§ Requirements: Output the full listing below exactly, without the pictures.

§ Given entries:
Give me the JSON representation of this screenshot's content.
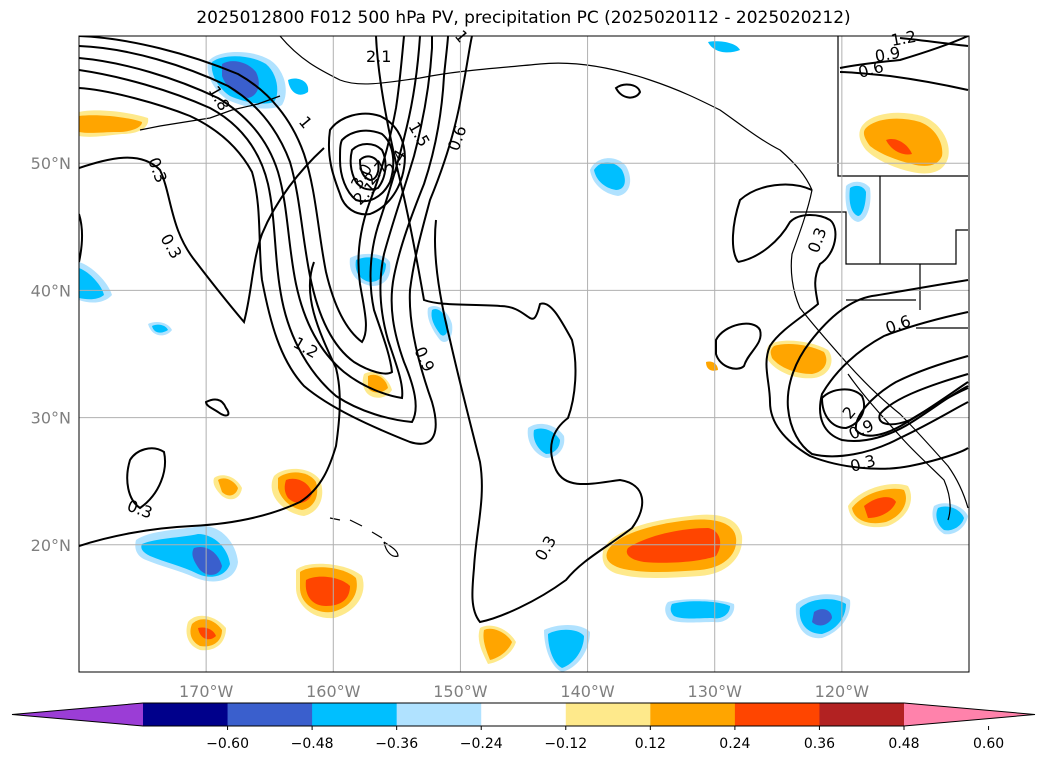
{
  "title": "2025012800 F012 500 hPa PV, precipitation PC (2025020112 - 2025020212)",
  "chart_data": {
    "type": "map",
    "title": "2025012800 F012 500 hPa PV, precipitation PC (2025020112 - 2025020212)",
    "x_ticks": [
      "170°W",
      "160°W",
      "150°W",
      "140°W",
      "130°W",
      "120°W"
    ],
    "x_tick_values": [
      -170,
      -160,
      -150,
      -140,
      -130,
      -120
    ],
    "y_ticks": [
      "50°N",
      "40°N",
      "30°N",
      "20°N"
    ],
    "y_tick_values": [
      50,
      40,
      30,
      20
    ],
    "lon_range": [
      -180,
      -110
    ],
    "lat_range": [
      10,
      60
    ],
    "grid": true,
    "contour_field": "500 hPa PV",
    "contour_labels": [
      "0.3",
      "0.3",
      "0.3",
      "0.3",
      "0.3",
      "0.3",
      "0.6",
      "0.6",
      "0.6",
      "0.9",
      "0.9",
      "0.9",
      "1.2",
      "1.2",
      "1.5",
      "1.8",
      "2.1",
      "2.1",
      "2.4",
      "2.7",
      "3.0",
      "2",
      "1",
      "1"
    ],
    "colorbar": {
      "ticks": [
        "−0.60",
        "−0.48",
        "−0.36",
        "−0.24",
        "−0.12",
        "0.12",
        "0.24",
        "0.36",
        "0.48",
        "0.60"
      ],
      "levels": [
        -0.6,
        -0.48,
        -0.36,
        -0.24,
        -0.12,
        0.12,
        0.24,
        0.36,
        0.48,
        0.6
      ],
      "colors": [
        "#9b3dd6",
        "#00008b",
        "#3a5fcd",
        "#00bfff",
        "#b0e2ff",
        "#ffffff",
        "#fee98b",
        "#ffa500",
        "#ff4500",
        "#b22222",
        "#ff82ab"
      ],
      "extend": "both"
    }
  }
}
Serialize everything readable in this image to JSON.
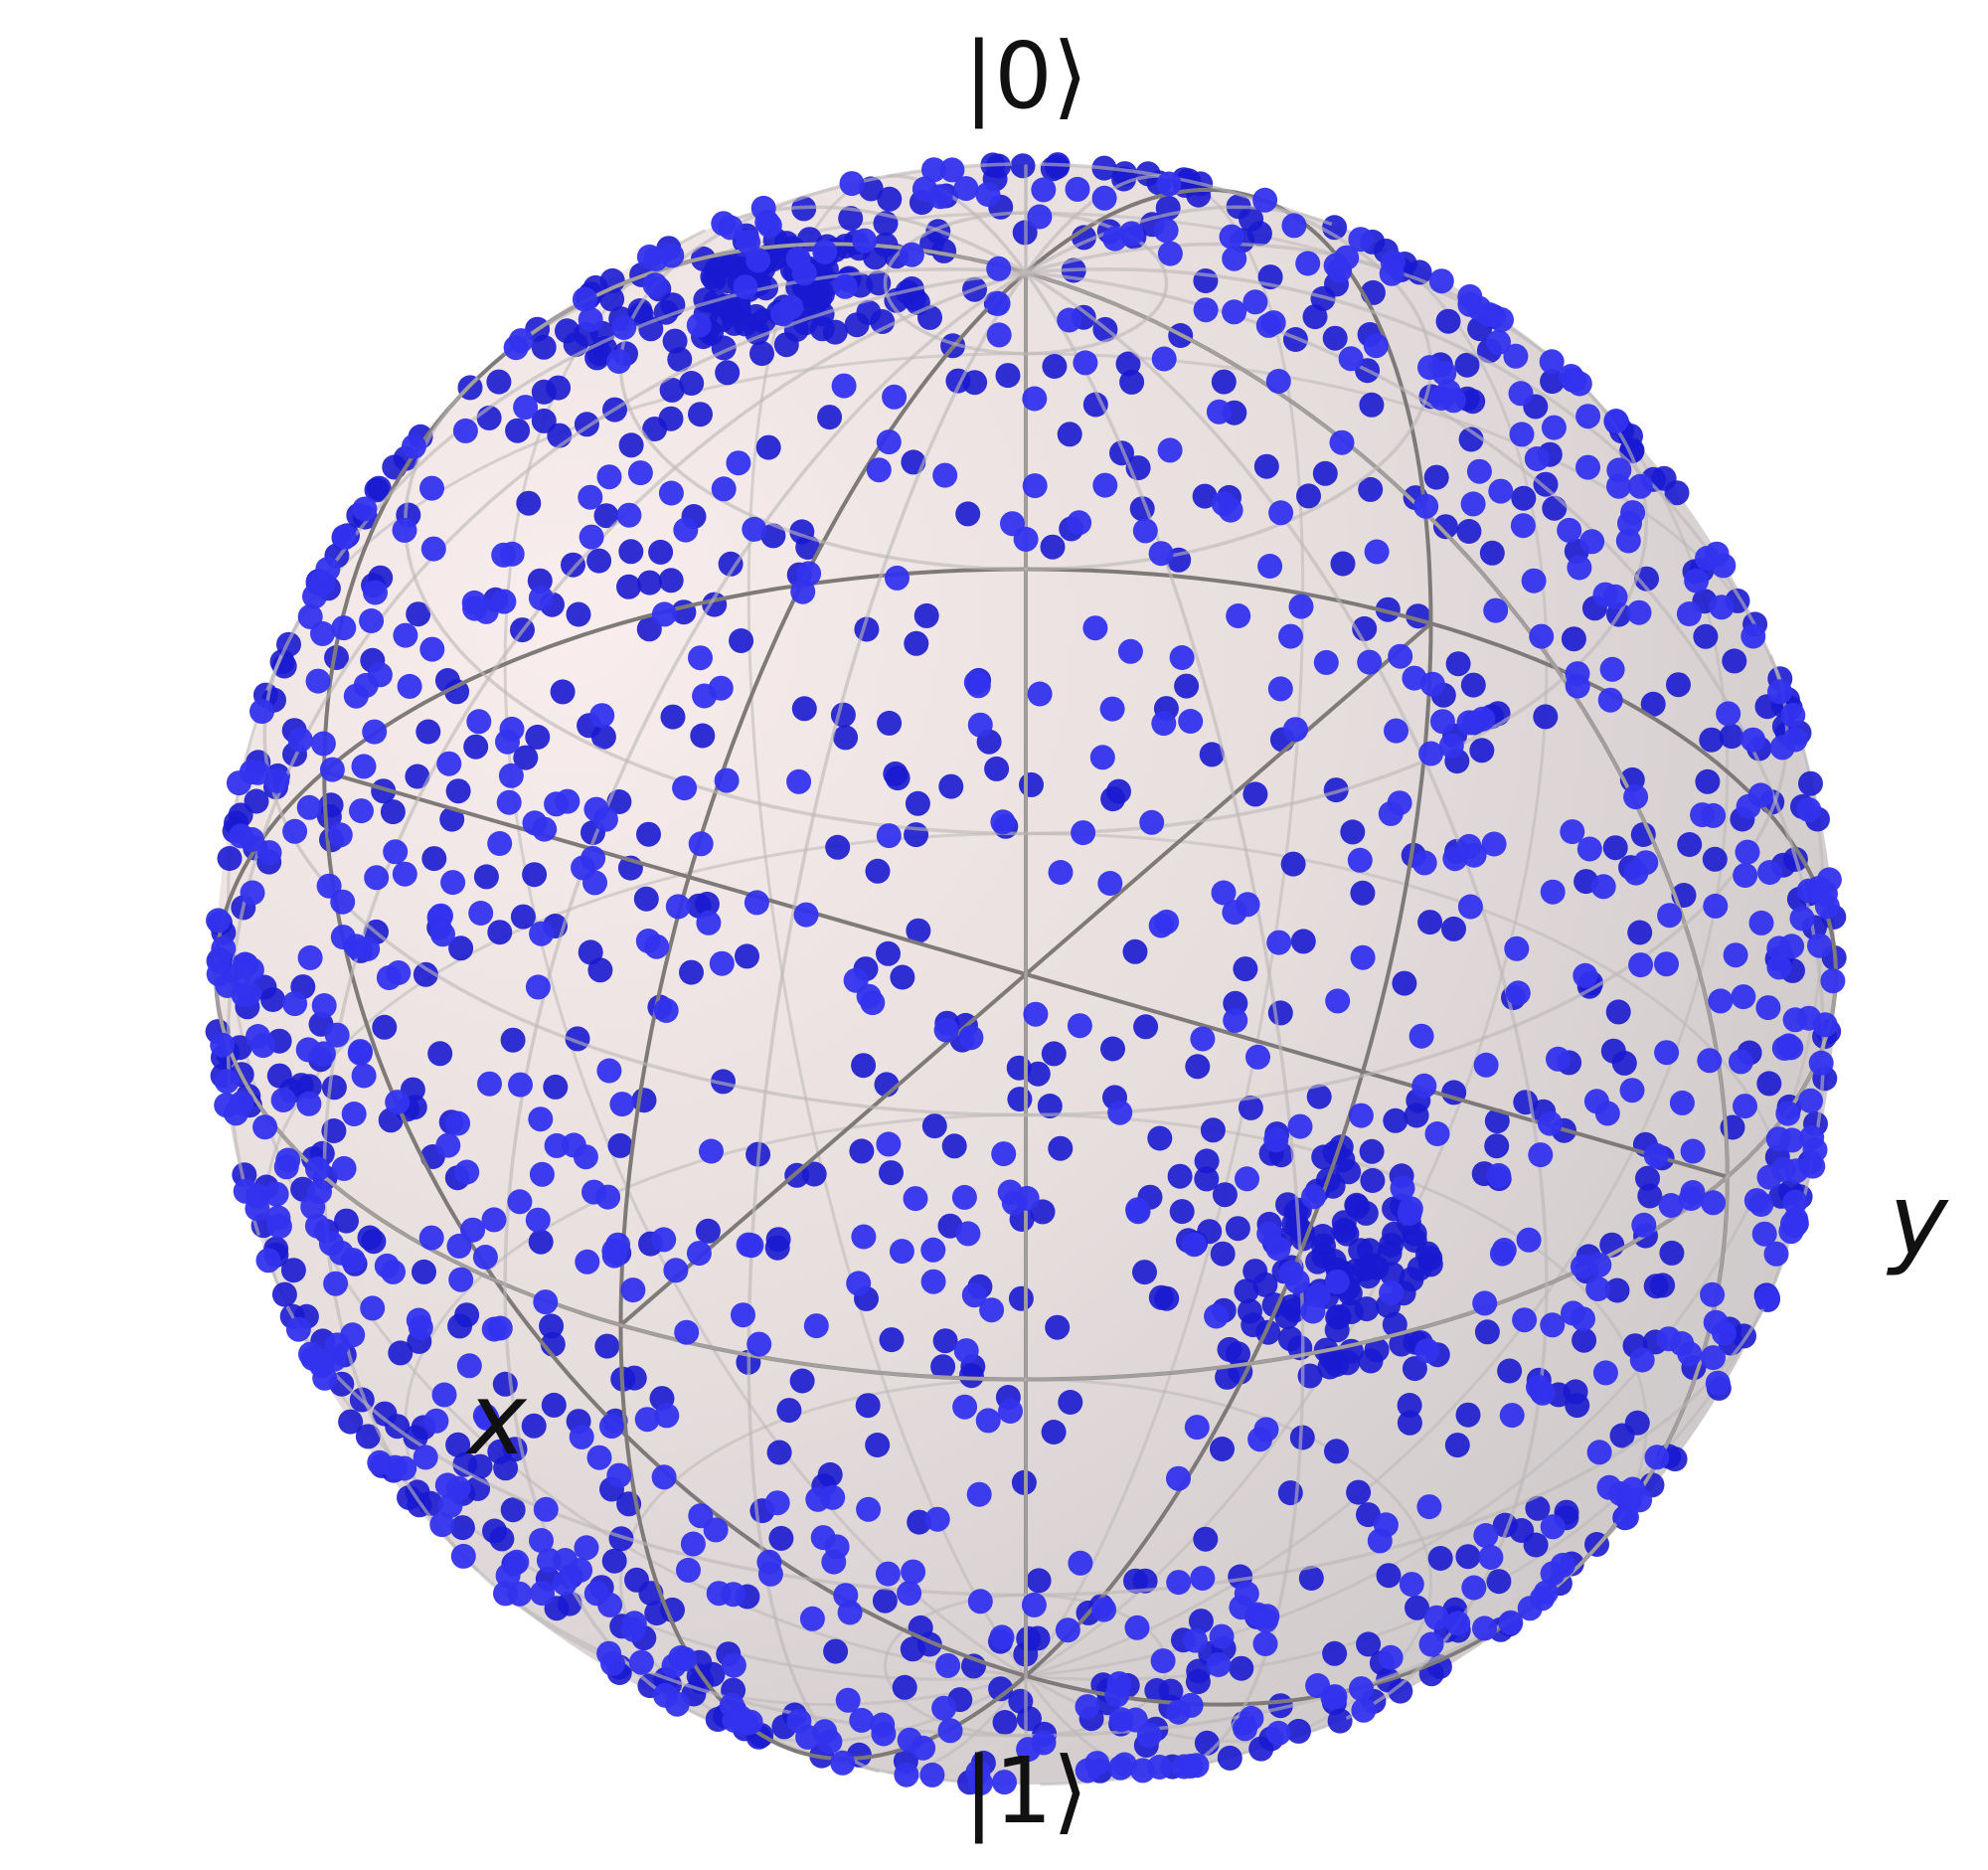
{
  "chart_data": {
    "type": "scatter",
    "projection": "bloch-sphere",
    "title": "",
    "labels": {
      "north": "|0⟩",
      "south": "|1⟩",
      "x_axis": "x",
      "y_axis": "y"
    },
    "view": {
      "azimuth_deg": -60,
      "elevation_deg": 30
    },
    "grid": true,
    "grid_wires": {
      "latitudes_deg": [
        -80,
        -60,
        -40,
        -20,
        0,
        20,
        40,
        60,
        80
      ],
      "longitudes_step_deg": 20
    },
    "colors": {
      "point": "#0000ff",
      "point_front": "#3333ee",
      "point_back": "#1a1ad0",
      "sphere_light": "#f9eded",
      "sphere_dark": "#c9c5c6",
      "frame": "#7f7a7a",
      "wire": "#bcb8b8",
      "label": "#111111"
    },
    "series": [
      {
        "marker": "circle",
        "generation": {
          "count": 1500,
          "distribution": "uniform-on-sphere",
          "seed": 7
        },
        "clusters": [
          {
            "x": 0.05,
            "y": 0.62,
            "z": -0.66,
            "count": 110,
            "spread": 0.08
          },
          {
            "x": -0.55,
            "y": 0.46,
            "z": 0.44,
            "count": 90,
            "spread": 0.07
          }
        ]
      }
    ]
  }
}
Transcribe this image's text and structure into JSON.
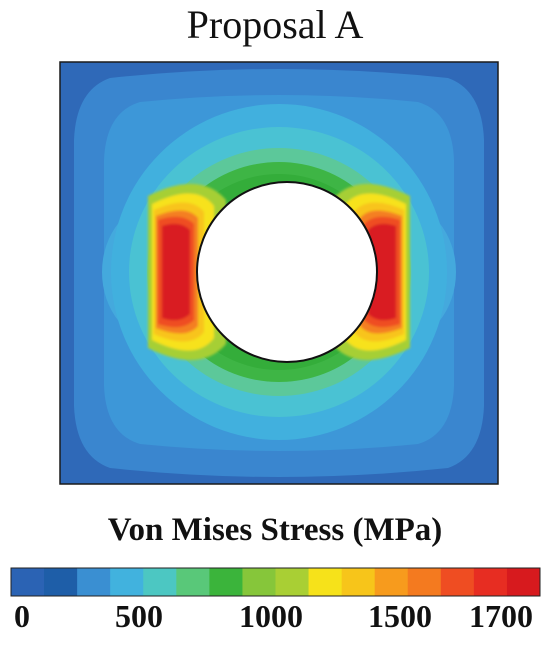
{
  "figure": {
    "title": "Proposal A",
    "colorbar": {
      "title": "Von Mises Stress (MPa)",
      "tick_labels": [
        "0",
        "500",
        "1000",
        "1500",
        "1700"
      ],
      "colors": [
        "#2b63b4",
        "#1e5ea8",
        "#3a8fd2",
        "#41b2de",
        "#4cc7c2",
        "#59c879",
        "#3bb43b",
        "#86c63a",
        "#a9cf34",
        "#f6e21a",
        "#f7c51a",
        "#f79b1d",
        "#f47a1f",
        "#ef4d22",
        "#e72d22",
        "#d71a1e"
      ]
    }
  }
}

§ Problem solution:
Give me the JSON representation of this screenshot's content.
{
  "title": "2025012800 F012 500 hPa PV, precipitation PC (2025020112 - 2025020212)",
  "chart_data": {
    "type": "map",
    "title": "2025012800 F012 500 hPa PV, precipitation PC (2025020112 - 2025020212)",
    "x_ticks": [
      "170°W",
      "160°W",
      "150°W",
      "140°W",
      "130°W",
      "120°W"
    ],
    "x_tick_values": [
      -170,
      -160,
      -150,
      -140,
      -130,
      -120
    ],
    "y_ticks": [
      "50°N",
      "40°N",
      "30°N",
      "20°N"
    ],
    "y_tick_values": [
      50,
      40,
      30,
      20
    ],
    "lon_range": [
      -180,
      -110
    ],
    "lat_range": [
      10,
      60
    ],
    "grid": true,
    "contour_field": "500 hPa PV",
    "contour_labels": [
      "0.3",
      "0.3",
      "0.3",
      "0.3",
      "0.3",
      "0.3",
      "0.6",
      "0.6",
      "0.6",
      "0.9",
      "0.9",
      "0.9",
      "1.2",
      "1.2",
      "1.5",
      "1.8",
      "2.1",
      "2.1",
      "2.4",
      "2.7",
      "3.0",
      "2",
      "1",
      "1"
    ],
    "colorbar": {
      "ticks": [
        "−0.60",
        "−0.48",
        "−0.36",
        "−0.24",
        "−0.12",
        "0.12",
        "0.24",
        "0.36",
        "0.48",
        "0.60"
      ],
      "levels": [
        -0.6,
        -0.48,
        -0.36,
        -0.24,
        -0.12,
        0.12,
        0.24,
        0.36,
        0.48,
        0.6
      ],
      "colors": [
        "#9b3dd6",
        "#00008b",
        "#3a5fcd",
        "#00bfff",
        "#b0e2ff",
        "#ffffff",
        "#fee98b",
        "#ffa500",
        "#ff4500",
        "#b22222",
        "#ff82ab"
      ],
      "extend": "both"
    }
  }
}
Serialize everything readable in this image to JSON.
{
  "chart_data": {
    "type": "scatter",
    "projection": "bloch-sphere",
    "title": "",
    "labels": {
      "north": "|0⟩",
      "south": "|1⟩",
      "x_axis": "x",
      "y_axis": "y"
    },
    "view": {
      "azimuth_deg": -60,
      "elevation_deg": 30
    },
    "grid": true,
    "grid_wires": {
      "latitudes_deg": [
        -80,
        -60,
        -40,
        -20,
        0,
        20,
        40,
        60,
        80
      ],
      "longitudes_step_deg": 20
    },
    "colors": {
      "point": "#0000ff",
      "point_front": "#3333ee",
      "point_back": "#1a1ad0",
      "sphere_light": "#f9eded",
      "sphere_dark": "#c9c5c6",
      "frame": "#7f7a7a",
      "wire": "#bcb8b8",
      "label": "#111111"
    },
    "series": [
      {
        "marker": "circle",
        "generation": {
          "count": 1500,
          "distribution": "uniform-on-sphere",
          "seed": 7
        },
        "clusters": [
          {
            "x": 0.05,
            "y": 0.62,
            "z": -0.66,
            "count": 110,
            "spread": 0.08
          },
          {
            "x": -0.55,
            "y": 0.46,
            "z": 0.44,
            "count": 90,
            "spread": 0.07
          }
        ]
      }
    ]
  }
}
Transcribe this image's text and structure into JSON.
{
  "figure": {
    "title": "Proposal A",
    "colorbar": {
      "title": "Von Mises Stress (MPa)",
      "tick_labels": [
        "0",
        "500",
        "1000",
        "1500",
        "1700"
      ],
      "colors": [
        "#2b63b4",
        "#1e5ea8",
        "#3a8fd2",
        "#41b2de",
        "#4cc7c2",
        "#59c879",
        "#3bb43b",
        "#86c63a",
        "#a9cf34",
        "#f6e21a",
        "#f7c51a",
        "#f79b1d",
        "#f47a1f",
        "#ef4d22",
        "#e72d22",
        "#d71a1e"
      ]
    }
  }
}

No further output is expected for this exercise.